[Dataset entries]

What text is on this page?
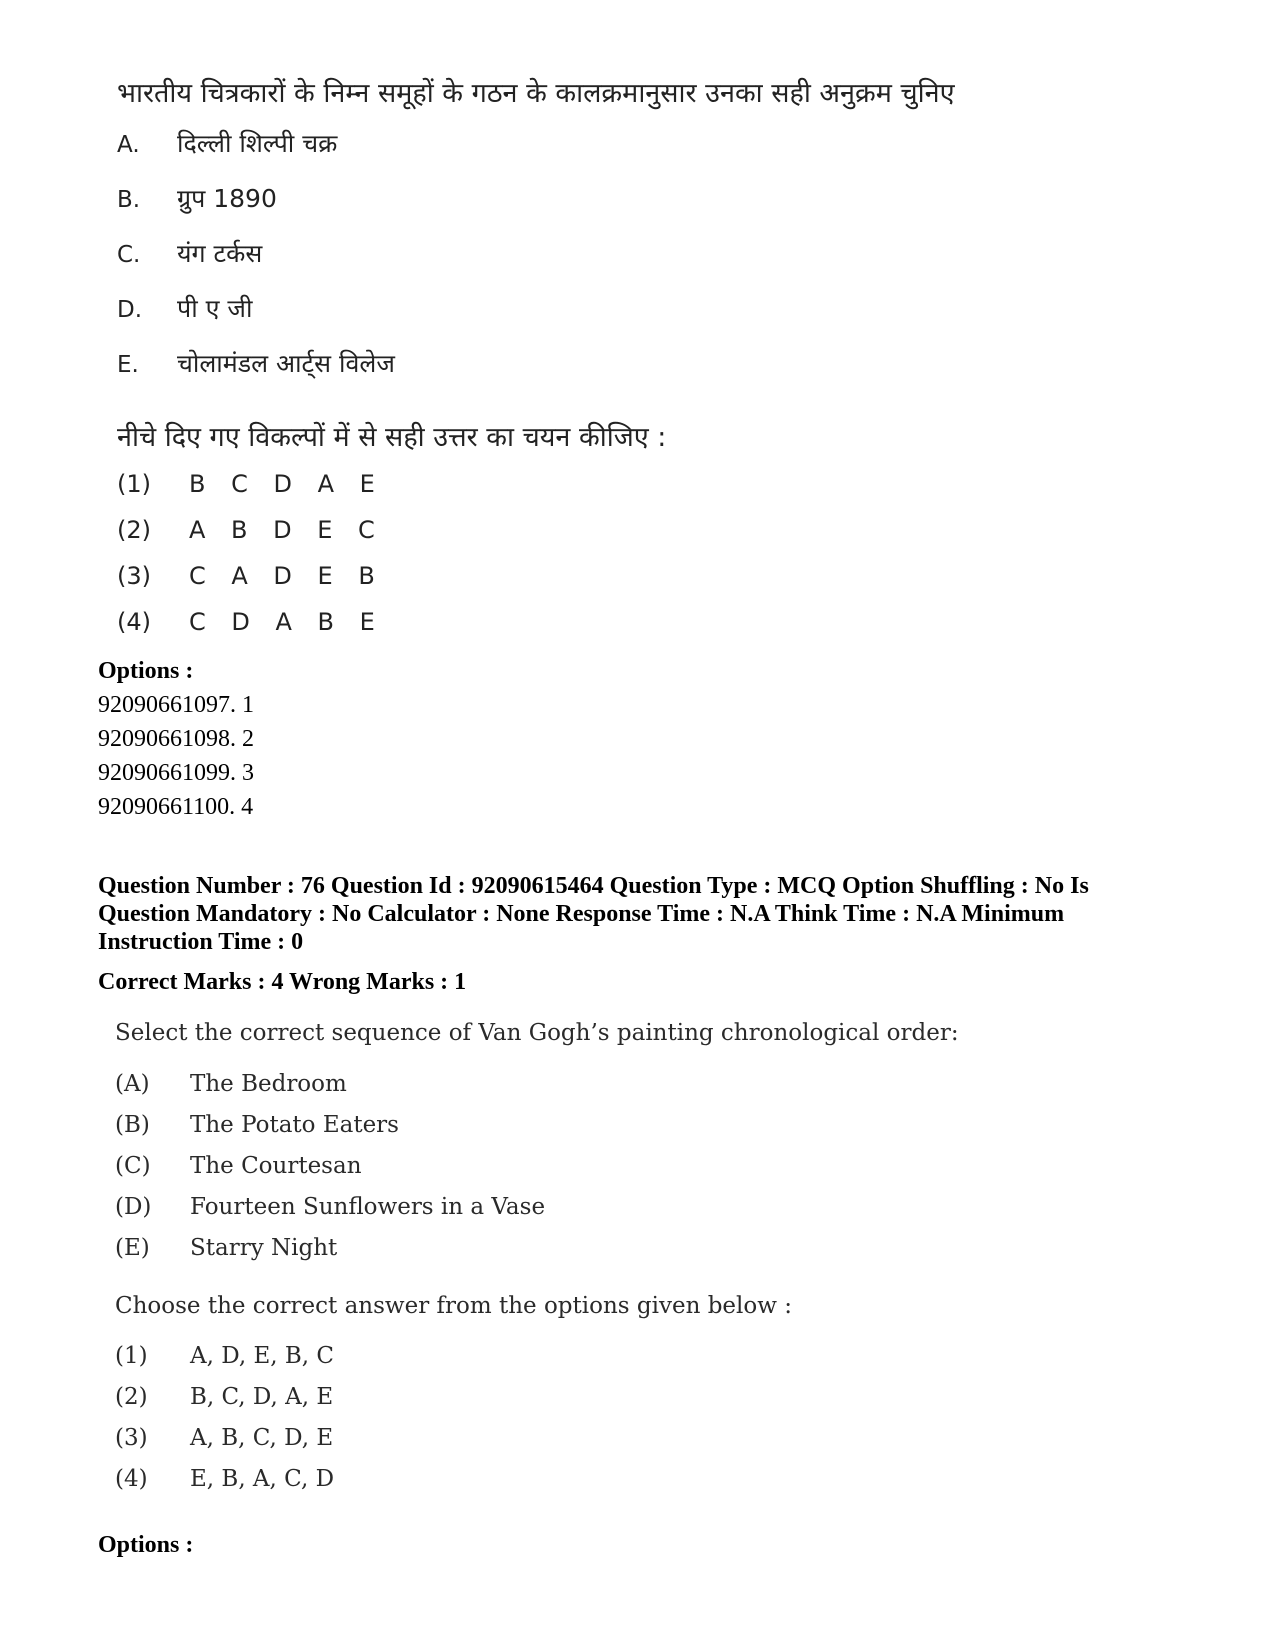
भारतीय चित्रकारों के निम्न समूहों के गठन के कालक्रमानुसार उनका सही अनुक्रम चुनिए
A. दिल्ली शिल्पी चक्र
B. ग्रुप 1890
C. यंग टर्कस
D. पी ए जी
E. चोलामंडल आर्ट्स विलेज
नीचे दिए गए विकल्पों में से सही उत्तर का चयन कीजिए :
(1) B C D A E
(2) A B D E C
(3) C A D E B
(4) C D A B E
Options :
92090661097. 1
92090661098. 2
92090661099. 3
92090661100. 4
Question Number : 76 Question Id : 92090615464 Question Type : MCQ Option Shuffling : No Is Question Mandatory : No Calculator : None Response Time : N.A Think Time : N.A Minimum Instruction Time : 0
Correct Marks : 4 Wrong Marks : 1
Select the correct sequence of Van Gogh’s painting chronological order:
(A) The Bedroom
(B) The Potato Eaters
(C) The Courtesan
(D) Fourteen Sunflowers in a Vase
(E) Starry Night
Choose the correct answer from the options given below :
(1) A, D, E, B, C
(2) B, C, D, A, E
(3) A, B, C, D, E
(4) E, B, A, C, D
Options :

- _The exercise_
Transcribe the listing above verbatim. Omit the pictures.

- _Reply_
What text is on this page?
भारतीय चित्रकारों के निम्न समूहों के गठन के कालक्रमानुसार उनका सही अनुक्रम चुनिए
A. दिल्ली शिल्पी चक्र
B. ग्रुप 1890
C. यंग टर्कस
D. पी ए जी
E. चोलामंडल आर्ट्स विलेज
नीचे दिए गए विकल्पों में से सही उत्तर का चयन कीजिए :
(1) B C D A E
(2) A B D E C
(3) C A D E B
(4) C D A B E
Options :
92090661097. 1
92090661098. 2
92090661099. 3
92090661100. 4
Question Number : 76 Question Id : 92090615464 Question Type : MCQ Option Shuffling : No Is Question Mandatory : No Calculator : None Response Time : N.A Think Time : N.A Minimum Instruction Time : 0
Correct Marks : 4 Wrong Marks : 1
Select the correct sequence of Van Gogh’s painting chronological order:
(A) The Bedroom
(B) The Potato Eaters
(C) The Courtesan
(D) Fourteen Sunflowers in a Vase
(E) Starry Night
Choose the correct answer from the options given below :
(1) A, D, E, B, C
(2) B, C, D, A, E
(3) A, B, C, D, E
(4) E, B, A, C, D
Options :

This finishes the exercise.